===== Records shown =====
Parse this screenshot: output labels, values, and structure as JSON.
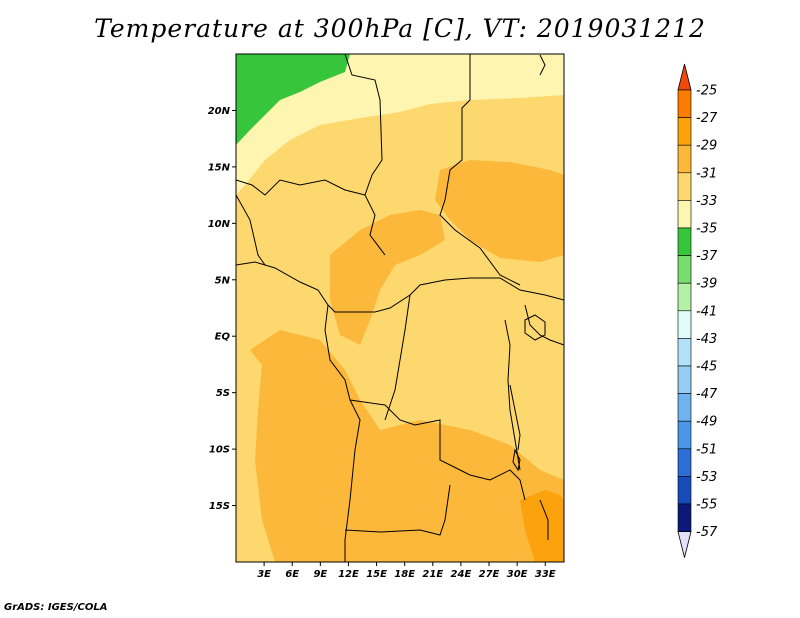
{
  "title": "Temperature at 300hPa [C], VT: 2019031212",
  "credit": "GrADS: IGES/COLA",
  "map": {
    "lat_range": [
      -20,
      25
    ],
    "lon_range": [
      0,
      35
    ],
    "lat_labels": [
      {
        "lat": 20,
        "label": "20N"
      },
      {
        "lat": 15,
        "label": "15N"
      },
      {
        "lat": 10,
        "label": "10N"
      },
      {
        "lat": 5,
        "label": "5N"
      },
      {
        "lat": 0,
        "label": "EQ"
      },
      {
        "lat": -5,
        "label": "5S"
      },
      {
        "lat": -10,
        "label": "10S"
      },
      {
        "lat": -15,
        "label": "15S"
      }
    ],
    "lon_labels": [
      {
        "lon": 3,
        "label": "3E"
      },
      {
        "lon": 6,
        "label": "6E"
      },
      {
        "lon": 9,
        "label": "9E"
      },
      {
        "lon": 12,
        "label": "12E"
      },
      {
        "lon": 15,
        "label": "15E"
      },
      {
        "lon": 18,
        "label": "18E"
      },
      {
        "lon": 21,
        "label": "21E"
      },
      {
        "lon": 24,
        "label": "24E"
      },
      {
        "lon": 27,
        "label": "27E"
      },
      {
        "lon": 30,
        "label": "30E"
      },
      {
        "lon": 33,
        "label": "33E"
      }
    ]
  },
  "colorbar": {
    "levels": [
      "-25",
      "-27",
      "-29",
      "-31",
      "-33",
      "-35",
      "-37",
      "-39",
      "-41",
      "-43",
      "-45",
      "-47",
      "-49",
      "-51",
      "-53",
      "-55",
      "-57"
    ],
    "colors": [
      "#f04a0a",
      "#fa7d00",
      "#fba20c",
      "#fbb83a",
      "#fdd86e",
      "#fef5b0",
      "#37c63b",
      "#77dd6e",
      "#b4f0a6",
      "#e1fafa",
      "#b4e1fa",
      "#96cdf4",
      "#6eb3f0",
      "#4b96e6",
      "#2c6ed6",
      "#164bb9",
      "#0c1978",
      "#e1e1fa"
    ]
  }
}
=====
===== Records shown =====
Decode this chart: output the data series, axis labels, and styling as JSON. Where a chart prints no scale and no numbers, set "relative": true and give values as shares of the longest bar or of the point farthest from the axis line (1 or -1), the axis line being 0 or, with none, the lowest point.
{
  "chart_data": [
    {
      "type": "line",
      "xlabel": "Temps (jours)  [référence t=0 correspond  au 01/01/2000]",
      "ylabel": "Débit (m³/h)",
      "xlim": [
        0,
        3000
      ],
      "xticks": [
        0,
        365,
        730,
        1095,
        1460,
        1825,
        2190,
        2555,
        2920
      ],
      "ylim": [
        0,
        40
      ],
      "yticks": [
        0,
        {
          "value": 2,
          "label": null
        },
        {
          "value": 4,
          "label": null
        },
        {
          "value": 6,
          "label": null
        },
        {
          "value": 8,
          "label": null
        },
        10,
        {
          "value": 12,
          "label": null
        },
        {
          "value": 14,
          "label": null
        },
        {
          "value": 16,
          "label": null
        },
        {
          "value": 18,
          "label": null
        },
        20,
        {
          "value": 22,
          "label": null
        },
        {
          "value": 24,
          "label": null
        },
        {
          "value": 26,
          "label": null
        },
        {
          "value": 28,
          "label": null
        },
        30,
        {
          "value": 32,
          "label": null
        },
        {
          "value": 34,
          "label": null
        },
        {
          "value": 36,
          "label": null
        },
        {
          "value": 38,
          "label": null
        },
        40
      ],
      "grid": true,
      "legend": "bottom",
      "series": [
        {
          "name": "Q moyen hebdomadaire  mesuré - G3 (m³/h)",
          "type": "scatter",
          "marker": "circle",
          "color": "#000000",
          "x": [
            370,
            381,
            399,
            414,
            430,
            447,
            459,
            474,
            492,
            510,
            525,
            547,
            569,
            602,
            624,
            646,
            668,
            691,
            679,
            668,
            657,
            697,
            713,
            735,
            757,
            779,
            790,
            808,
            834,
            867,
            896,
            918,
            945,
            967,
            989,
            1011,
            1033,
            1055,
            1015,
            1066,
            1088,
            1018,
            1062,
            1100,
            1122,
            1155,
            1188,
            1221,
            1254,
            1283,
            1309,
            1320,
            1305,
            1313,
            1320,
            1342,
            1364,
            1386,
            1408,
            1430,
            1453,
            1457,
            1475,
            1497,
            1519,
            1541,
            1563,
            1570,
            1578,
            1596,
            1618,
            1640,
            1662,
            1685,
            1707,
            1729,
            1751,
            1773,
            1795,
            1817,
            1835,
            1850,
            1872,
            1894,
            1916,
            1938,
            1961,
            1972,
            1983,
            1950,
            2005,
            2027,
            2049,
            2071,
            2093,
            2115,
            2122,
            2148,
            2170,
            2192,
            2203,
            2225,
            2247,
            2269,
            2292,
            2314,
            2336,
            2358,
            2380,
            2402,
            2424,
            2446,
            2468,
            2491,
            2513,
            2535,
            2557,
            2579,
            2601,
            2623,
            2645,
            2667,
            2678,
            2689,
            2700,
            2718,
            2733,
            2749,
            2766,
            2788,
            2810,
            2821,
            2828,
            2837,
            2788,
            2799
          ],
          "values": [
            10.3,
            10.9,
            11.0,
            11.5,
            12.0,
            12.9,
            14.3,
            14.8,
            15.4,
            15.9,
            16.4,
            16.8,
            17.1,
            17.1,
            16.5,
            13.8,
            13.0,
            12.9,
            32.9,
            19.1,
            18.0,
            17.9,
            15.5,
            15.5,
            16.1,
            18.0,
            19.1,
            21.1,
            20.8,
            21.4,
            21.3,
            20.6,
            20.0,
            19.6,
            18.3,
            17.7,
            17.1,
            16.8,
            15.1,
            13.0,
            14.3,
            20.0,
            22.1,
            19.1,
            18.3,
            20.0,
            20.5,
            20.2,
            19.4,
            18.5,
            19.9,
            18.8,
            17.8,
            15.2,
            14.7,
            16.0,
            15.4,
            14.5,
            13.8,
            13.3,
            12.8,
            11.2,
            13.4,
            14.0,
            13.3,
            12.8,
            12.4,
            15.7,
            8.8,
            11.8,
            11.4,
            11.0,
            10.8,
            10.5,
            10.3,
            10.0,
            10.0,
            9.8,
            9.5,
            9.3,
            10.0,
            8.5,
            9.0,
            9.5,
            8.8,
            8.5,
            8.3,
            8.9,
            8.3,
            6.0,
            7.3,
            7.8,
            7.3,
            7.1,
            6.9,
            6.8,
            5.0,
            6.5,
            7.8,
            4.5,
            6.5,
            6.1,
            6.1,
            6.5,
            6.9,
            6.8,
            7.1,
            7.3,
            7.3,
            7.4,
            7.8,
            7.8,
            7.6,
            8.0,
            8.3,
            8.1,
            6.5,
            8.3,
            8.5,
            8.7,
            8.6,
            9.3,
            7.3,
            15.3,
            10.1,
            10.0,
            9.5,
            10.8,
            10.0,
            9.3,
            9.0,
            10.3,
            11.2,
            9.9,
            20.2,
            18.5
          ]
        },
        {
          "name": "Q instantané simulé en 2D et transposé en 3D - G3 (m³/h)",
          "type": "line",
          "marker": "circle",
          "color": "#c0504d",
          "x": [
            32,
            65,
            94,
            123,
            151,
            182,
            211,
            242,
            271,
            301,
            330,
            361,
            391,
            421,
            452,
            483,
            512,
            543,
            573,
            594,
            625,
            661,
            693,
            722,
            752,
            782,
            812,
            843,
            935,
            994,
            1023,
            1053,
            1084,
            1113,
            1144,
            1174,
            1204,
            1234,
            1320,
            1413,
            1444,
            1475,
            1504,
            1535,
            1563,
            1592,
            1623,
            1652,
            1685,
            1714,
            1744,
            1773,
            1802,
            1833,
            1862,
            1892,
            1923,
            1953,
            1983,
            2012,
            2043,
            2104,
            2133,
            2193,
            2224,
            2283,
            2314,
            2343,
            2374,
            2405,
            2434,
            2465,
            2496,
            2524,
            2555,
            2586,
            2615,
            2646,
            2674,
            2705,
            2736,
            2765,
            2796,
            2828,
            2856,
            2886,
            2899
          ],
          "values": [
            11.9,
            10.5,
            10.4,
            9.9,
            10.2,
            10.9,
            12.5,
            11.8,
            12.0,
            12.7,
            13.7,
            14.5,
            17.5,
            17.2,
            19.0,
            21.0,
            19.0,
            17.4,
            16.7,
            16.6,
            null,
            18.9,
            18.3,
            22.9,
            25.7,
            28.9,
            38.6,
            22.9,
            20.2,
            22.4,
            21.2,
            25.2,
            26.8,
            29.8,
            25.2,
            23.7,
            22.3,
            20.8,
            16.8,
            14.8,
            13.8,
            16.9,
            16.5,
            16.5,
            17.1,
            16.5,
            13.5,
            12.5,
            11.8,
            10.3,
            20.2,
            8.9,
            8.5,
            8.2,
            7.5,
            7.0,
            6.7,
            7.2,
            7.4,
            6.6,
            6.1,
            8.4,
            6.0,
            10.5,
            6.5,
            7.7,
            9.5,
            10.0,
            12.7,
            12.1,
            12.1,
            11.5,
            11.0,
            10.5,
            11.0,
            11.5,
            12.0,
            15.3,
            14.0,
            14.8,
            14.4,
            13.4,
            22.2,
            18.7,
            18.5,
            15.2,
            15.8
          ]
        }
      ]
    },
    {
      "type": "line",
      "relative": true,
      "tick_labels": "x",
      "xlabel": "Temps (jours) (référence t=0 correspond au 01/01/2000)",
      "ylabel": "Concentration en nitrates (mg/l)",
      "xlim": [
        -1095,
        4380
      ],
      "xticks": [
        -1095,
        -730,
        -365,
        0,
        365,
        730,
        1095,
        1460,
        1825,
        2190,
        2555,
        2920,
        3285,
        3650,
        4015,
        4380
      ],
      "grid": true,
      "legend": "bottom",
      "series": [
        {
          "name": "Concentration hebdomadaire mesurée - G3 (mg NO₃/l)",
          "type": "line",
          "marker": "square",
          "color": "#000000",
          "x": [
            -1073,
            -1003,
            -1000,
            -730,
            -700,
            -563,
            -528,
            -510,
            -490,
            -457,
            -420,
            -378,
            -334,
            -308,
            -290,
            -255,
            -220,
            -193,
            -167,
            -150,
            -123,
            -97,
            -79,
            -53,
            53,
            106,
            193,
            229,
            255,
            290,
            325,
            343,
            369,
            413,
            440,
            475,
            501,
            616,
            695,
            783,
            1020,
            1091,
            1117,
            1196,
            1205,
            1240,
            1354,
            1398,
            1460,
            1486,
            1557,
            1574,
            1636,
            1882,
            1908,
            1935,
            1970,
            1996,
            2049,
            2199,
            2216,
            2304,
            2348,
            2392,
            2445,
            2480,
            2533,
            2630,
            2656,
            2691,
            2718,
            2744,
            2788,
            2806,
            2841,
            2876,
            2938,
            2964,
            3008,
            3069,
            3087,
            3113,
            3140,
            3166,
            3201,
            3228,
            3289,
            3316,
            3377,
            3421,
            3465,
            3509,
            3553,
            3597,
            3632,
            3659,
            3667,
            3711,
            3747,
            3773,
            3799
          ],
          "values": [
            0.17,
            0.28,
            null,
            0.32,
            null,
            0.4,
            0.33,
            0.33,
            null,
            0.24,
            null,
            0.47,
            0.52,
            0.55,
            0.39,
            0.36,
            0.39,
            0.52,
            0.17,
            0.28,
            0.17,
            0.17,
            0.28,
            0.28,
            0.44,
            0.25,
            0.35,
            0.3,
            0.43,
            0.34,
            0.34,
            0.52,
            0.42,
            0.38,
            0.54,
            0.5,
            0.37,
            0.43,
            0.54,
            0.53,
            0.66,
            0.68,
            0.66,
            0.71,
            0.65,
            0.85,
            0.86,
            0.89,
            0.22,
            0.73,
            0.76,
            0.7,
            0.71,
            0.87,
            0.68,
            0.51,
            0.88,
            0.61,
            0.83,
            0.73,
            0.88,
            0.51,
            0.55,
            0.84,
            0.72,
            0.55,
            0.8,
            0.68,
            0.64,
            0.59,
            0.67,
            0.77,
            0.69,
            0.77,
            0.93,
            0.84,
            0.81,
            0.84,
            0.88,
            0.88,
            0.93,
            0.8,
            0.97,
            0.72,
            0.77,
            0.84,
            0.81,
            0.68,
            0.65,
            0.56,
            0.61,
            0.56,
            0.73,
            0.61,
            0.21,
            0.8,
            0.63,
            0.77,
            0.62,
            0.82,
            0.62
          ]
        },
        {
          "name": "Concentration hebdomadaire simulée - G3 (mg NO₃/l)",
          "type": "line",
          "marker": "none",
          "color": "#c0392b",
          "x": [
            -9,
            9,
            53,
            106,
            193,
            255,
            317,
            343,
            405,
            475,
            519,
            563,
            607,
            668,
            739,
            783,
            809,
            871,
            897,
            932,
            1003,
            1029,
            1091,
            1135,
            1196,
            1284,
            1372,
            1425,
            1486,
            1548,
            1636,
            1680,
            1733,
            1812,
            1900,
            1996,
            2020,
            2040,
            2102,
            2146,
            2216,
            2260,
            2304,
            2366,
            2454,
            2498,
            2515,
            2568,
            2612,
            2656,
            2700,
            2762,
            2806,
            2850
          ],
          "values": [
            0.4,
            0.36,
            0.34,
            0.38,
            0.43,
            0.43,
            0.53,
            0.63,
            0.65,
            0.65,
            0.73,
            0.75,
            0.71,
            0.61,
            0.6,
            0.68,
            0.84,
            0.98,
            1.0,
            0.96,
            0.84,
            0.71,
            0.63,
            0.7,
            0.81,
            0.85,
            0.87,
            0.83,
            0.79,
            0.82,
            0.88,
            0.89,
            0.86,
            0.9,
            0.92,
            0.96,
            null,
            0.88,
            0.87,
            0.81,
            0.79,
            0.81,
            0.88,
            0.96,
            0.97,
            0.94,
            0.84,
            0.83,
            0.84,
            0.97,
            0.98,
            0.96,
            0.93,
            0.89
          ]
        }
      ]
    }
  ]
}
=====
→ Work to be completed: Which lines hold the word "name"? Copy all of them.

→ Answer for the task:
          "name": "Q moyen hebdomadaire  mesuré - G3 (m³/h)",
          "name": "Q instantané simulé en 2D et transposé en 3D - G3 (m³/h)",
          "name": "Concentration hebdomadaire mesurée - G3 (mg NO₃/l)",
          "name": "Concentration hebdomadaire simulée - G3 (mg NO₃/l)",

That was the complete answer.